[Extracted data entries]
"""
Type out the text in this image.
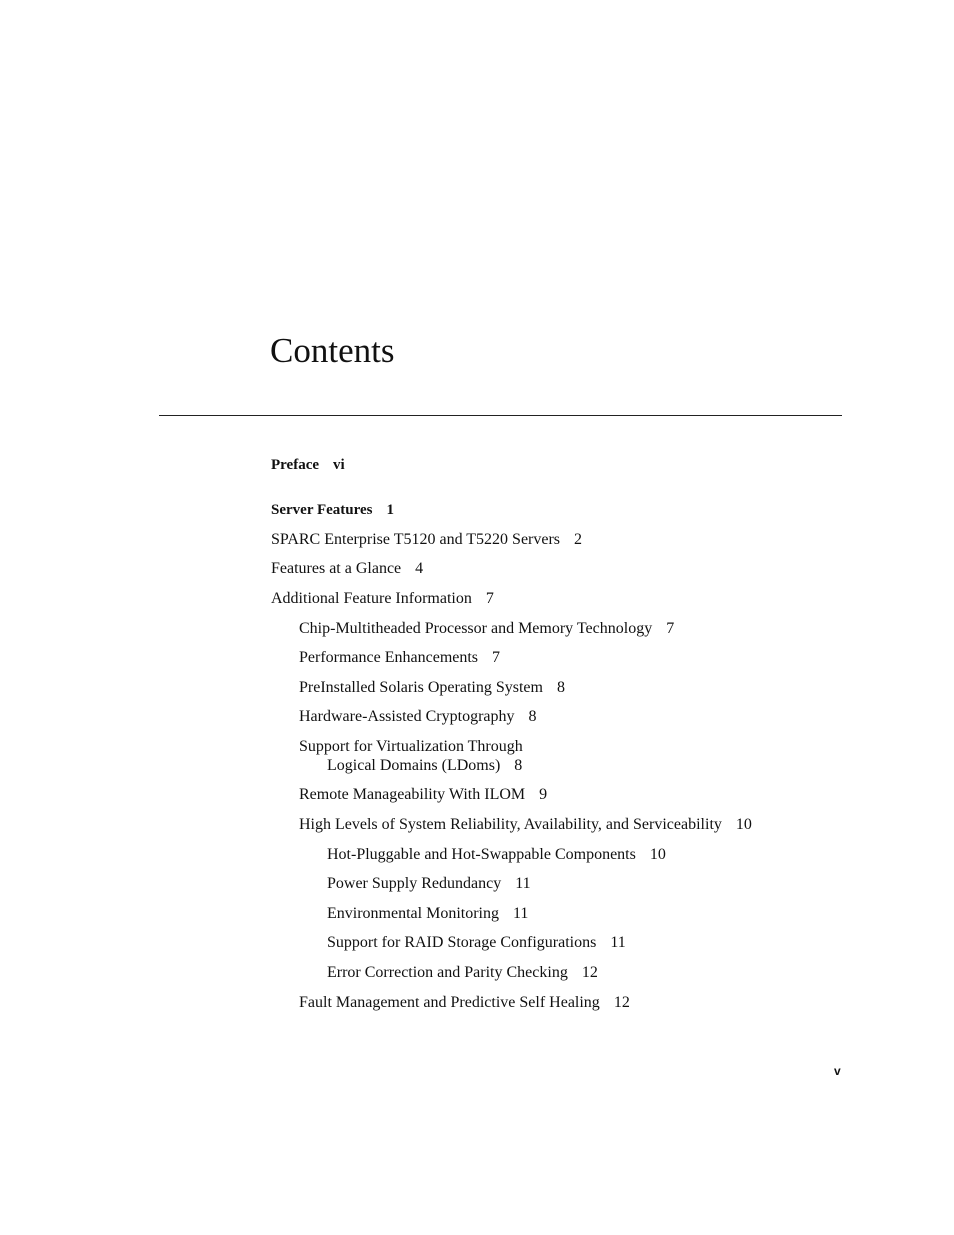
Contents
Preface vi
Server Features 1
SPARC Enterprise T5120 and T5220 Servers 2
Features at a Glance 4
Additional Feature Information 7
Chip-Multitheaded Processor and Memory Technology 7
Performance Enhancements 7
PreInstalled Solaris Operating System 8
Hardware-Assisted Cryptography 8
Support for Virtualization Through
Logical Domains (LDoms) 8
Remote Manageability With ILOM 9
High Levels of System Reliability, Availability, and Serviceability 10
Hot-Pluggable and Hot-Swappable Components 10
Power Supply Redundancy 11
Environmental Monitoring 11
Support for RAID Storage Configurations 11
Error Correction and Parity Checking 12
Fault Management and Predictive Self Healing 12
v
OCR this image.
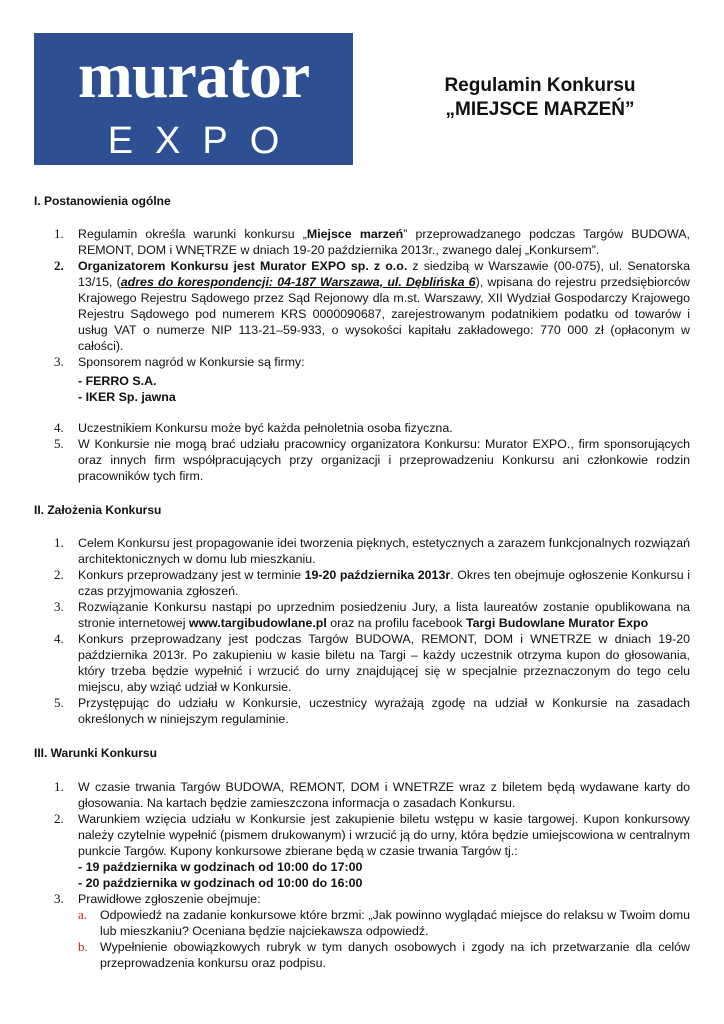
murator
EXPO
Regulamin Konkursu
„MIEJSCE MARZEŃ”
I. Postanowienia ogólne
1. Regulamin określa warunki konkursu „Miejsce marzeń” przeprowadzanego podczas Targów BUDOWA, REMONT, DOM i WNĘTRZE w dniach 19-20 października 2013r., zwanego dalej „Konkursem”.
2. Organizatorem Konkursu jest Murator EXPO sp. z o.o. z siedzibą w Warszawie (00-075), ul. Senatorska 13/15, (adres do korespondencji: 04-187 Warszawa, ul. Dęblińska 6), wpisana do rejestru przedsiębiorców Krajowego Rejestru Sądowego przez Sąd Rejonowy dla m.st. Warszawy, XII Wydział Gospodarczy Krajowego Rejestru Sądowego pod numerem KRS 0000090687, zarejestrowanym podatnikiem podatku od towarów i usług VAT o numerze NIP 113-21–59-933, o wysokości kapitału zakładowego: 770 000 zł (opłaconym w całości).
3. Sponsorem nagród w Konkursie są firmy:
- FERRO S.A.
- IKER Sp. jawna
4. Uczestnikiem Konkursu może być każda pełnoletnia osoba fizyczna.
5. W Konkursie nie mogą brać udziału pracownicy organizatora Konkursu: Murator EXPO., firm sponsorujących oraz innych firm współpracujących przy organizacji i przeprowadzeniu Konkursu ani członkowie rodzin pracowników tych firm.
II. Założenia Konkursu
1. Celem Konkursu jest propagowanie idei tworzenia pięknych, estetycznych a zarazem funkcjonalnych rozwiązań architektonicznych w domu lub mieszkaniu.
2. Konkurs przeprowadzany jest w terminie 19-20 października 2013r. Okres ten obejmuje ogłoszenie Konkursu i czas przyjmowania zgłoszeń.
3. Rozwiązanie Konkursu nastąpi po uprzednim posiedzeniu Jury, a lista laureatów zostanie opublikowana na stronie internetowej www.targibudowlane.pl oraz na profilu facebook Targi Budowlane Murator Expo
4. Konkurs przeprowadzany jest podczas Targów BUDOWA, REMONT, DOM i WNETRZE w dniach 19-20 października 2013r. Po zakupieniu w kasie biletu na Targi – każdy uczestnik otrzyma kupon do głosowania, który trzeba będzie wypełnić i wrzucić do urny znajdującej się w specjalnie przeznaczonym do tego celu miejscu, aby wziąć udział w Konkursie.
5. Przystępując do udziału w Konkursie, uczestnicy wyrażają zgodę na udział w Konkursie na zasadach określonych w niniejszym regulaminie.
III. Warunki Konkursu
1. W czasie trwania Targów BUDOWA, REMONT, DOM i WNETRZE wraz z biletem będą wydawane karty do głosowania. Na kartach będzie zamieszczona informacja o zasadach Konkursu.
2. Warunkiem wzięcia udziału w Konkursie jest zakupienie biletu wstępu w kasie targowej. Kupon konkursowy należy czytelnie wypełnić (pismem drukowanym) i wrzucić ją do urny, która będzie umiejscowiona w centralnym punkcie Targów. Kupony konkursowe zbierane będą w czasie trwania Targów tj.:
- 19 października w godzinach od 10:00 do 17:00
- 20 października w godzinach od 10:00 do 16:00
3. Prawidłowe zgłoszenie obejmuje:
a. Odpowiedź na zadanie konkursowe które brzmi: „Jak powinno wyglądać miejsce do relaksu w Twoim domu lub mieszkaniu? Oceniana będzie najciekawsza odpowiedź.
b. Wypełnienie obowiązkowych rubryk w tym danych osobowych i zgody na ich przetwarzanie dla celów przeprowadzenia konkursu oraz podpisu.
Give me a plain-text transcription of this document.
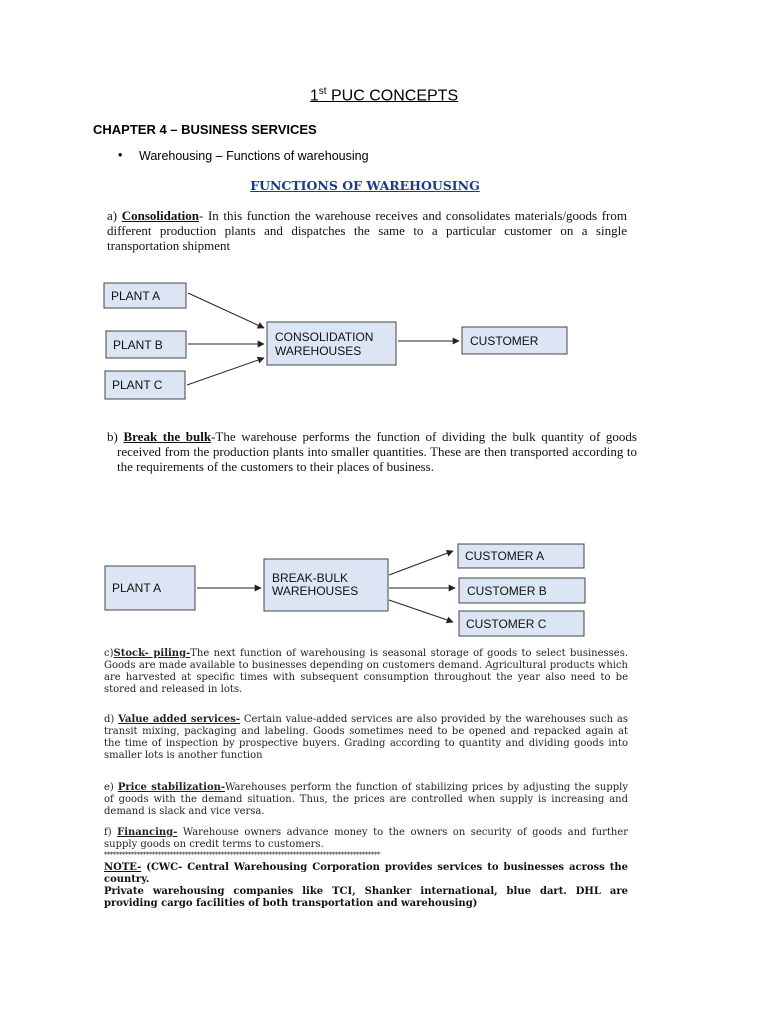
1st PUC CONCEPTS
CHAPTER 4 – BUSINESS SERVICES
• Warehousing – Functions of warehousing
FUNCTIONS OF WAREHOUSING
a) Consolidation- In this function the warehouse receives and consolidates materials/goods from different production plants and dispatches the same to a particular customer on a single transportation shipment
PLANT A
PLANT B
PLANT C
CONSOLIDATION
WAREHOUSES
CUSTOMER
PLANT A
BREAK-BULK
WAREHOUSES
CUSTOMER A
CUSTOMER B
CUSTOMER C
b) Break the bulk-The warehouse performs the function of dividing the bulk quantity of goods received from the production plants into smaller quantities. These are then transported according to the requirements of the customers to their places of business.
c)Stock- piling-The next function of warehousing is seasonal storage of goods to select businesses. Goods are made available to businesses depending on customers demand. Agricultural products which are harvested at specific times with subsequent consumption throughout the year also need to be stored and released in lots.
d) Value added services- Certain value-added services are also provided by the warehouses such as transit mixing, packaging and labeling. Goods sometimes need to be opened and repacked again at the time of inspection by prospective buyers. Grading according to quantity and dividing goods into smaller lots is another function
e) Price stabilization-Warehouses perform the function of stabilizing prices by adjusting the supply of goods with the demand situation. Thus, the prices are controlled when supply is increasing and demand is slack and vice versa.
f) Financing- Warehouse owners advance money to the owners on security of goods and further supply goods on credit terms to customers.
********************************************************************************************
NOTE- (CWC- Central Warehousing Corporation provides services to businesses across the country.
Private warehousing companies like TCI, Shanker international, blue dart. DHL are providing cargo facilities of both transportation and warehousing)
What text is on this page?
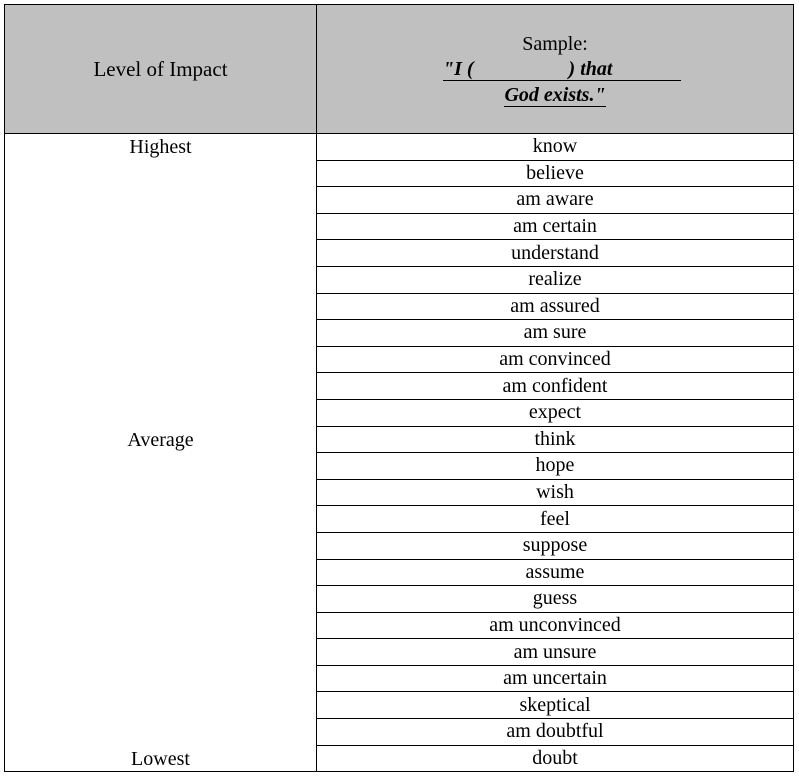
Level of Impact
Sample:
"I (                   ) that
God exists."
Highest
Average
Lowest
know
believe
am aware
am certain
understand
realize
am assured
am sure
am convinced
am confident
expect
think
hope
wish
feel
suppose
assume
guess
am unconvinced
am unsure
am uncertain
skeptical
am doubtful
doubt
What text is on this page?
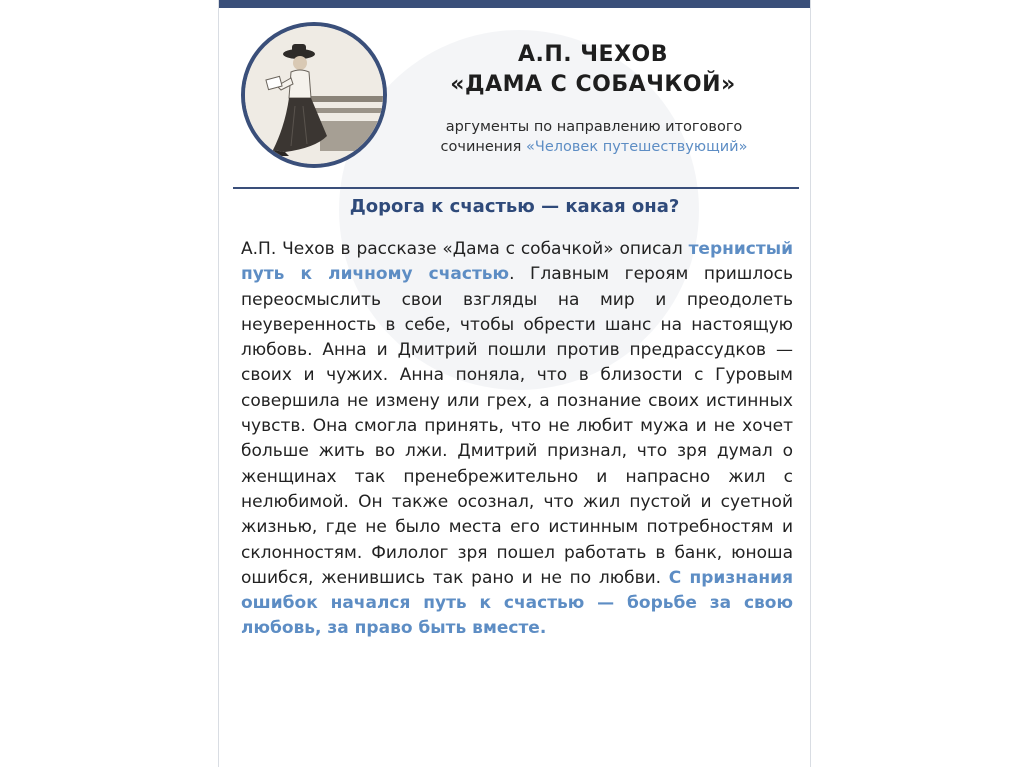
А.П. ЧЕХОВ
«ДАМА С СОБАЧКОЙ»
аргументы по направлению итогового
сочинения «Человек путешествующий»
Дорога к счастью — какая она?

А.П. Чехов в рассказе «Дама с собачкой» описал тернистый путь к личному счастью. Главным героям пришлось переосмыслить свои взгляды на мир и преодолеть неуверенность в себе, чтобы обрести шанс на настоящую любовь. Анна и Дмитрий пошли против предрассудков — своих и чужих. Анна поняла, что в близости с Гуровым совершила не измену или грех, а познание своих истинных чувств. Она смогла принять, что не любит мужа и не хочет больше жить во лжи. Дмитрий признал, что зря думал о женщинах так пренебрежительно и напрасно жил с нелюбимой. Он также осознал, что жил пустой и суетной жизнью, где не было места его истинным потребностям и склонностям. Филолог зря пошел работать в банк, юноша ошибся, женившись так рано и не по любви. С признания ошибок начался путь к счастью — борьбе за свою любовь, за право быть вместе.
"""
Where a line holds the string "this", copy that line.

■ Output below:
Type out the text in this image.
OCR this image.
Give me a plain-text transcription of this document.
a) Consolidation- In this function the warehouse receives and consolidates materials/goods from different production plants and dispatches the same to a particular customer on a single transportation shipment
What text is on this page?
What text is on this page?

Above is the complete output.